— Written exercise —
How many lines in this data contain the string "Armonía"? Reply with the number only.
↓
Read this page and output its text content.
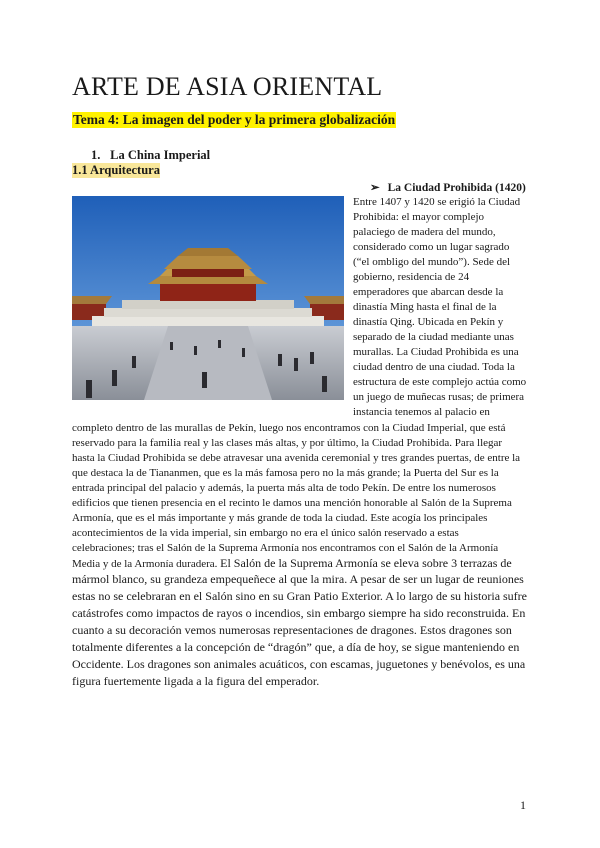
ARTE DE ASIA ORIENTAL
Tema 4: La imagen del poder y la primera globalización
1. La China Imperial
1.1 Arquitectura
➢ La Ciudad Prohibida (1420)
Entre 1407 y 1420 se erigió la Ciudad
Prohibida: el mayor complejo
palaciego de madera del mundo,
considerado como un lugar sagrado
(“el ombligo del mundo”). Sede del
gobierno, residencia de 24
emperadores que abarcan desde la
dinastía Ming hasta el final de la
dinastía Qing. Ubicada en Pekín y
separado de la ciudad mediante unas
murallas. La Ciudad Prohibida es una
ciudad dentro de una ciudad. Toda la
estructura de este complejo actúa como
un juego de muñecas rusas; de primera
instancia tenemos al palacio en
completo dentro de las murallas de Pekín, luego nos encontramos con la Ciudad Imperial, que está
reservado para la familia real y las clases más altas, y por último, la Ciudad Prohibida. Para llegar
hasta la Ciudad Prohibida se debe atravesar una avenida ceremonial y tres grandes puertas, de entre la
que destaca la de Tiananmen, que es la más famosa pero no la más grande; la Puerta del Sur es la
entrada principal del palacio y además, la puerta más alta de todo Pekín. De entre los numerosos
edificios que tienen presencia en el recinto le damos una mención honorable al Salón de la Suprema
Armonía, que es el más importante y más grande de toda la ciudad. Este acogía los principales
acontecimientos de la vida imperial, sin embargo no era el único salón reservado a estas
celebraciones; tras el Salón de la Suprema Armonía nos encontramos con el Salón de la Armonía
Media y de la Armonía duradera. El Salón de la Suprema Armonía se eleva sobre 3 terrazas de
mármol blanco, su grandeza empequeñece al que la mira. A pesar de ser un lugar de reuniones
estas no se celebraran en el Salón sino en su Gran Patio Exterior. A lo largo de su historia sufre
catástrofes como impactos de rayos o incendios, sin embargo siempre ha sido reconstruida. En
cuanto a su decoración vemos numerosas representaciones de dragones. Estos dragones son
totalmente diferentes a la concepción de “dragón” que, a día de hoy, se sigue manteniendo en
Occidente. Los dragones son animales acuáticos, con escamas, juguetones y benévolos, es una
figura fuertemente ligada a la figura del emperador.
1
↑
— Exercise solution —
3